Copy nothing but the text: repeat each entry exactly and drop the images.

[Rows from a dataset]
○ ○ ○
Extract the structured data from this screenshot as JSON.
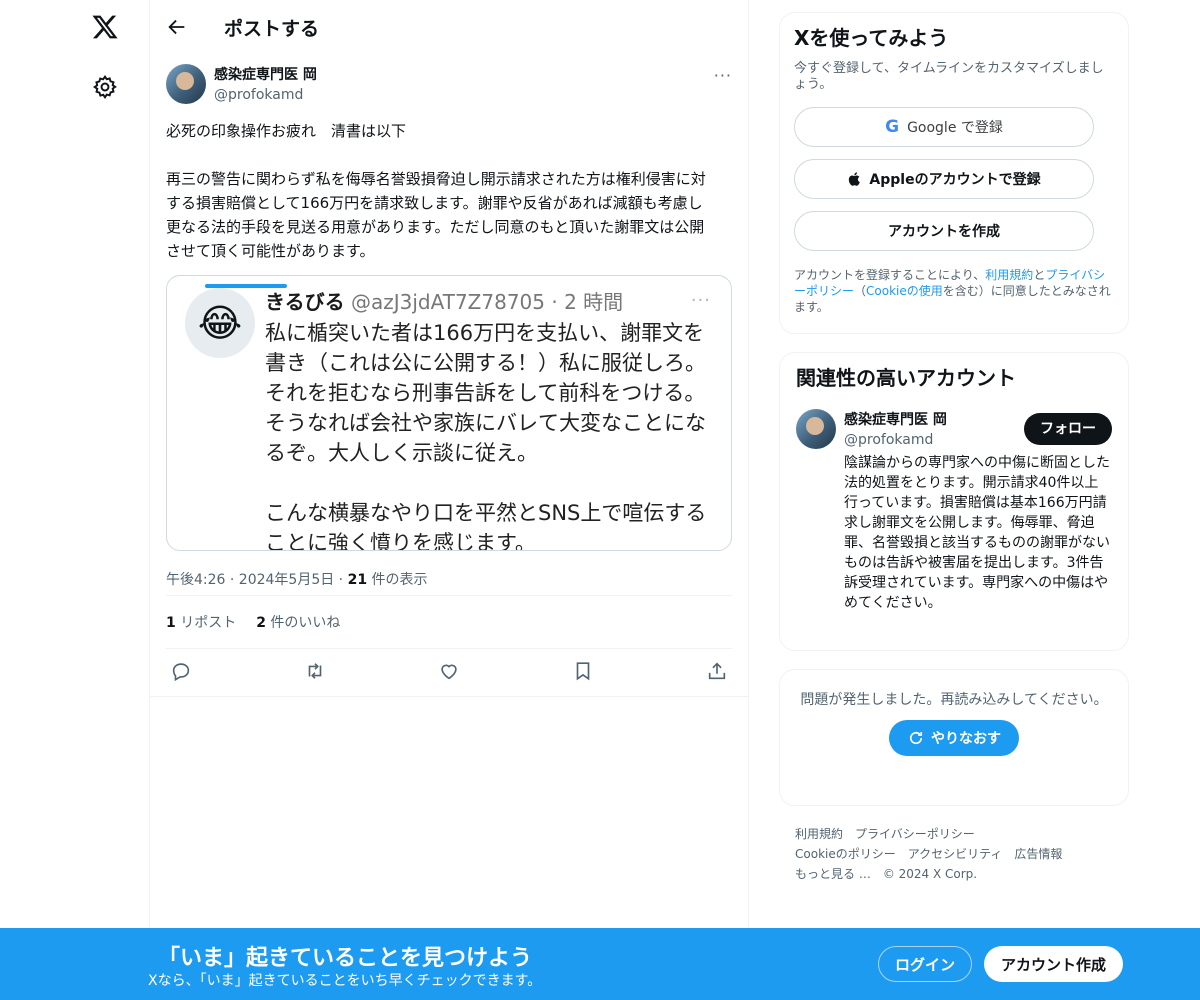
{
  "nav": {
    "logo_icon": "x-logo-icon",
    "settings_icon": "gear-icon"
  },
  "header": {
    "back_icon": "arrow-left-icon",
    "title": "ポストする"
  },
  "post": {
    "author_name": "感染症専門医 岡",
    "author_handle": "@profokamd",
    "more": "···",
    "text": "必死の印象操作お疲れ　清書は以下\n\n再三の警告に関わらず私を侮辱名誉毀損脅迫し開示請求された方は権利侵害に対する損害賠償として166万円を請求致します。謝罪や反省があれば減額も考慮し更なる法的手段を見送る用意があります。ただし同意のもと頂いた謝罪文は公開させて頂く可能性があります。",
    "media": {
      "name": "きるびる",
      "handle_time": " @azJ3jdAT7Z78705 · 2 時間",
      "dots": "···",
      "emoji": "😂",
      "body": "私に楯突いた者は166万円を支払い、謝罪文を書き（これは公に公開する！）私に服従しろ。それを拒むなら刑事告訴をして前科をつける。そうなれば会社や家族にバレて大変なことになるぞ。大人しく示談に従え。\n\nこんな横暴なやり口を平然とSNS上で喧伝することに強く憤りを感じます。"
    },
    "timestamp": "午後4:26 · 2024年5月5日 · ",
    "views_count": "21",
    "views_label": " 件の表示",
    "reposts_count": "1",
    "reposts_label": " リポスト",
    "likes_count": "2",
    "likes_label": " 件のいいね",
    "actions": [
      "reply-icon",
      "repost-icon",
      "like-icon",
      "bookmark-icon",
      "share-icon"
    ]
  },
  "signup": {
    "title": "Xを使ってみよう",
    "subtitle": "今すぐ登録して、タイムラインをカスタマイズしましょう。",
    "google_label": "Google で登録",
    "apple_label": "Appleのアカウントで登録",
    "create_label": "アカウントを作成",
    "legal_1": "アカウントを登録することにより、",
    "legal_terms": "利用規約",
    "legal_2": "と",
    "legal_privacy": "プライバシーポリシー",
    "legal_3": "（",
    "legal_cookie": "Cookieの使用",
    "legal_4": "を含む）に同意したとみなされます。"
  },
  "related": {
    "title": "関連性の高いアカウント",
    "name": "感染症専門医 岡",
    "handle": "@profokamd",
    "follow_label": "フォロー",
    "bio": "陰謀論からの専門家への中傷に断固とした法的処置をとります。開示請求40件以上行っています。損害賠償は基本166万円請求し謝罪文を公開します。侮辱罪、脅迫罪、名誉毀損と該当するものの謝罪がないものは告訴や被害届を提出します。3件告訴受理されています。専門家への中傷はやめてください。"
  },
  "error": {
    "message": "問題が発生しました。再読み込みしてください。",
    "retry_label": "やりなおす"
  },
  "footer": {
    "terms": "利用規約",
    "privacy": "プライバシーポリシー",
    "cookie": "Cookieのポリシー",
    "accessibility": "アクセシビリティ",
    "ads": "広告情報",
    "more": "もっと見る …",
    "copyright": "© 2024 X Corp."
  },
  "banner": {
    "title": "「いま」起きていることを見つけよう",
    "subtitle": "Xなら、「いま」起きていることをいち早くチェックできます。",
    "login_label": "ログイン",
    "create_label": "アカウント作成"
  },
  "colors": {
    "accent": "#1d9bf0",
    "text": "#0f1419",
    "muted": "#536471"
  }
}
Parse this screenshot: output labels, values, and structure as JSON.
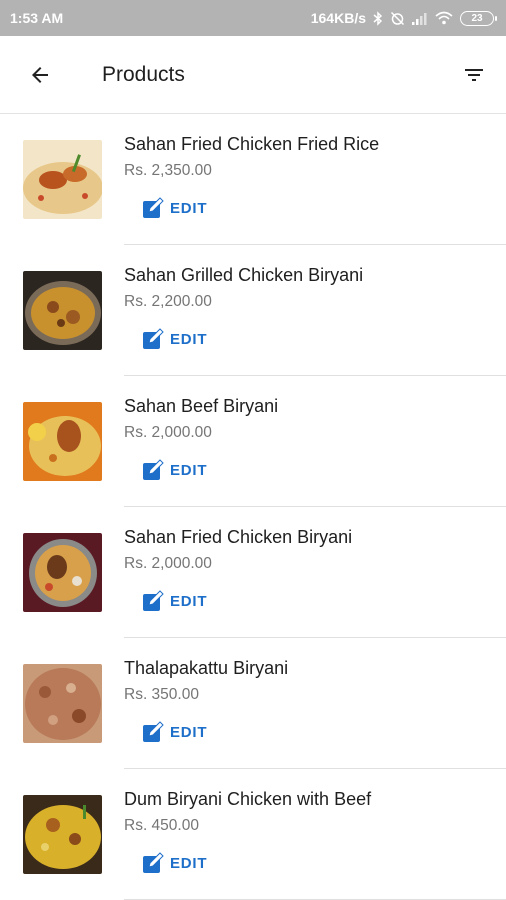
{
  "status_bar": {
    "time": "1:53 AM",
    "network_speed": "164KB/s",
    "battery_level": "23",
    "icons": [
      "bluetooth-icon",
      "alarm-off-icon",
      "signal-icon",
      "wifi-icon",
      "battery-icon"
    ]
  },
  "app_bar": {
    "title": "Products",
    "back_icon": "arrow-back-icon",
    "filter_icon": "filter-list-icon"
  },
  "products": [
    {
      "name": "Sahan Fried Chicken Fried Rice",
      "price": "Rs. 2,350.00",
      "edit_label": "EDIT"
    },
    {
      "name": "Sahan Grilled Chicken Biryani",
      "price": "Rs. 2,200.00",
      "edit_label": "EDIT"
    },
    {
      "name": "Sahan Beef Biryani",
      "price": "Rs. 2,000.00",
      "edit_label": "EDIT"
    },
    {
      "name": "Sahan Fried Chicken Biryani",
      "price": "Rs. 2,000.00",
      "edit_label": "EDIT"
    },
    {
      "name": "Thalapakattu Biryani",
      "price": "Rs. 350.00",
      "edit_label": "EDIT"
    },
    {
      "name": "Dum Biryani Chicken with Beef",
      "price": "Rs. 450.00",
      "edit_label": "EDIT"
    }
  ],
  "colors": {
    "status_bar_bg": "#b3b3b3",
    "accent_blue": "#1e6fc9",
    "divider": "#e0e0e0",
    "price_text": "#757575"
  }
}
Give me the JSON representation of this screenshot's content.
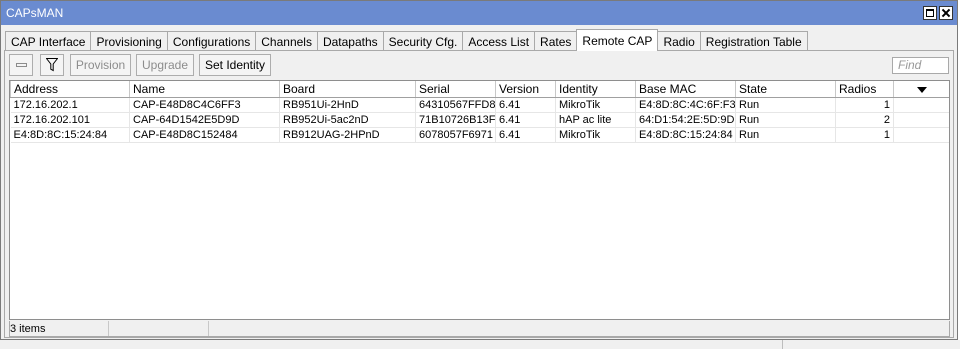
{
  "window": {
    "title": "CAPsMAN"
  },
  "tabs": [
    {
      "label": "CAP Interface"
    },
    {
      "label": "Provisioning"
    },
    {
      "label": "Configurations"
    },
    {
      "label": "Channels"
    },
    {
      "label": "Datapaths"
    },
    {
      "label": "Security Cfg."
    },
    {
      "label": "Access List"
    },
    {
      "label": "Rates"
    },
    {
      "label": "Remote CAP"
    },
    {
      "label": "Radio"
    },
    {
      "label": "Registration Table"
    }
  ],
  "active_tab": "Remote CAP",
  "toolbar": {
    "remove_icon": "minus-icon",
    "filter_icon": "filter-icon",
    "provision_label": "Provision",
    "upgrade_label": "Upgrade",
    "set_identity_label": "Set Identity",
    "find_placeholder": "Find"
  },
  "table": {
    "columns": [
      "Address",
      "Name",
      "Board",
      "Serial",
      "Version",
      "Identity",
      "Base MAC",
      "State",
      "Radios"
    ],
    "rows": [
      {
        "address": "172.16.202.1",
        "name": "CAP-E48D8C4C6FF3",
        "board": "RB951Ui-2HnD",
        "serial": "64310567FFD8",
        "version": "6.41",
        "identity": "MikroTik",
        "base_mac": "E4:8D:8C:4C:6F:F3",
        "state": "Run",
        "radios": "1"
      },
      {
        "address": "172.16.202.101",
        "name": "CAP-64D1542E5D9D",
        "board": "RB952Ui-5ac2nD",
        "serial": "71B10726B13F",
        "version": "6.41",
        "identity": "hAP ac lite",
        "base_mac": "64:D1:54:2E:5D:9D",
        "state": "Run",
        "radios": "2"
      },
      {
        "address": "E4:8D:8C:15:24:84",
        "name": "CAP-E48D8C152484",
        "board": "RB912UAG-2HPnD",
        "serial": "6078057F6971",
        "version": "6.41",
        "identity": "MikroTik",
        "base_mac": "E4:8D:8C:15:24:84",
        "state": "Run",
        "radios": "1"
      }
    ]
  },
  "status": {
    "items_count": "3 items"
  },
  "colors": {
    "titlebar": "#6a8bd0",
    "window_bg": "#f0f0f0"
  }
}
○ ○ ○
Completed exercise:
Extract the structured data from this screenshot as JSON.
{
  "nav": {
    "logo_icon": "x-logo-icon",
    "settings_icon": "gear-icon"
  },
  "header": {
    "back_icon": "arrow-left-icon",
    "title": "ポストする"
  },
  "post": {
    "author_name": "感染症専門医 岡",
    "author_handle": "@profokamd",
    "more": "···",
    "text": "必死の印象操作お疲れ　清書は以下\n\n再三の警告に関わらず私を侮辱名誉毀損脅迫し開示請求された方は権利侵害に対する損害賠償として166万円を請求致します。謝罪や反省があれば減額も考慮し更なる法的手段を見送る用意があります。ただし同意のもと頂いた謝罪文は公開させて頂く可能性があります。",
    "media": {
      "name": "きるびる",
      "handle_time": " @azJ3jdAT7Z78705 · 2 時間",
      "dots": "···",
      "emoji": "😂",
      "body": "私に楯突いた者は166万円を支払い、謝罪文を書き（これは公に公開する！）私に服従しろ。それを拒むなら刑事告訴をして前科をつける。そうなれば会社や家族にバレて大変なことになるぞ。大人しく示談に従え。\n\nこんな横暴なやり口を平然とSNS上で喧伝することに強く憤りを感じます。"
    },
    "timestamp": "午後4:26 · 2024年5月5日 · ",
    "views_count": "21",
    "views_label": " 件の表示",
    "reposts_count": "1",
    "reposts_label": " リポスト",
    "likes_count": "2",
    "likes_label": " 件のいいね",
    "actions": [
      "reply-icon",
      "repost-icon",
      "like-icon",
      "bookmark-icon",
      "share-icon"
    ]
  },
  "signup": {
    "title": "Xを使ってみよう",
    "subtitle": "今すぐ登録して、タイムラインをカスタマイズしましょう。",
    "google_label": "Google で登録",
    "apple_label": "Appleのアカウントで登録",
    "create_label": "アカウントを作成",
    "legal_1": "アカウントを登録することにより、",
    "legal_terms": "利用規約",
    "legal_2": "と",
    "legal_privacy": "プライバシーポリシー",
    "legal_3": "（",
    "legal_cookie": "Cookieの使用",
    "legal_4": "を含む）に同意したとみなされます。"
  },
  "related": {
    "title": "関連性の高いアカウント",
    "name": "感染症専門医 岡",
    "handle": "@profokamd",
    "follow_label": "フォロー",
    "bio": "陰謀論からの専門家への中傷に断固とした法的処置をとります。開示請求40件以上行っています。損害賠償は基本166万円請求し謝罪文を公開します。侮辱罪、脅迫罪、名誉毀損と該当するものの謝罪がないものは告訴や被害届を提出します。3件告訴受理されています。専門家への中傷はやめてください。"
  },
  "error": {
    "message": "問題が発生しました。再読み込みしてください。",
    "retry_label": "やりなおす"
  },
  "footer": {
    "terms": "利用規約",
    "privacy": "プライバシーポリシー",
    "cookie": "Cookieのポリシー",
    "accessibility": "アクセシビリティ",
    "ads": "広告情報",
    "more": "もっと見る …",
    "copyright": "© 2024 X Corp."
  },
  "banner": {
    "title": "「いま」起きていることを見つけよう",
    "subtitle": "Xなら、「いま」起きていることをいち早くチェックできます。",
    "login_label": "ログイン",
    "create_label": "アカウント作成"
  },
  "colors": {
    "accent": "#1d9bf0",
    "text": "#0f1419",
    "muted": "#536471"
  }
}
Parse this screenshot: output labels, values, and structure as JSON.
{
  "status_bar": {
    "time": "1:53 AM",
    "network_speed": "164KB/s",
    "battery_level": "23",
    "icons": [
      "bluetooth-icon",
      "alarm-off-icon",
      "signal-icon",
      "wifi-icon",
      "battery-icon"
    ]
  },
  "app_bar": {
    "title": "Products",
    "back_icon": "arrow-back-icon",
    "filter_icon": "filter-list-icon"
  },
  "products": [
    {
      "name": "Sahan Fried Chicken Fried Rice",
      "price": "Rs. 2,350.00",
      "edit_label": "EDIT"
    },
    {
      "name": "Sahan Grilled Chicken Biryani",
      "price": "Rs. 2,200.00",
      "edit_label": "EDIT"
    },
    {
      "name": "Sahan Beef Biryani",
      "price": "Rs. 2,000.00",
      "edit_label": "EDIT"
    },
    {
      "name": "Sahan Fried Chicken Biryani",
      "price": "Rs. 2,000.00",
      "edit_label": "EDIT"
    },
    {
      "name": "Thalapakattu Biryani",
      "price": "Rs. 350.00",
      "edit_label": "EDIT"
    },
    {
      "name": "Dum Biryani Chicken with Beef",
      "price": "Rs. 450.00",
      "edit_label": "EDIT"
    }
  ],
  "colors": {
    "status_bar_bg": "#b3b3b3",
    "accent_blue": "#1e6fc9",
    "divider": "#e0e0e0",
    "price_text": "#757575"
  }
}
Give me the JSON representation of this screenshot's content.
{
  "window": {
    "title": "CAPsMAN"
  },
  "tabs": [
    {
      "label": "CAP Interface"
    },
    {
      "label": "Provisioning"
    },
    {
      "label": "Configurations"
    },
    {
      "label": "Channels"
    },
    {
      "label": "Datapaths"
    },
    {
      "label": "Security Cfg."
    },
    {
      "label": "Access List"
    },
    {
      "label": "Rates"
    },
    {
      "label": "Remote CAP"
    },
    {
      "label": "Radio"
    },
    {
      "label": "Registration Table"
    }
  ],
  "active_tab": "Remote CAP",
  "toolbar": {
    "remove_icon": "minus-icon",
    "filter_icon": "filter-icon",
    "provision_label": "Provision",
    "upgrade_label": "Upgrade",
    "set_identity_label": "Set Identity",
    "find_placeholder": "Find"
  },
  "table": {
    "columns": [
      "Address",
      "Name",
      "Board",
      "Serial",
      "Version",
      "Identity",
      "Base MAC",
      "State",
      "Radios"
    ],
    "rows": [
      {
        "address": "172.16.202.1",
        "name": "CAP-E48D8C4C6FF3",
        "board": "RB951Ui-2HnD",
        "serial": "64310567FFD8",
        "version": "6.41",
        "identity": "MikroTik",
        "base_mac": "E4:8D:8C:4C:6F:F3",
        "state": "Run",
        "radios": "1"
      },
      {
        "address": "172.16.202.101",
        "name": "CAP-64D1542E5D9D",
        "board": "RB952Ui-5ac2nD",
        "serial": "71B10726B13F",
        "version": "6.41",
        "identity": "hAP ac lite",
        "base_mac": "64:D1:54:2E:5D:9D",
        "state": "Run",
        "radios": "2"
      },
      {
        "address": "E4:8D:8C:15:24:84",
        "name": "CAP-E48D8C152484",
        "board": "RB912UAG-2HPnD",
        "serial": "6078057F6971",
        "version": "6.41",
        "identity": "MikroTik",
        "base_mac": "E4:8D:8C:15:24:84",
        "state": "Run",
        "radios": "1"
      }
    ]
  },
  "status": {
    "items_count": "3 items"
  },
  "colors": {
    "titlebar": "#6a8bd0",
    "window_bg": "#f0f0f0"
  }
}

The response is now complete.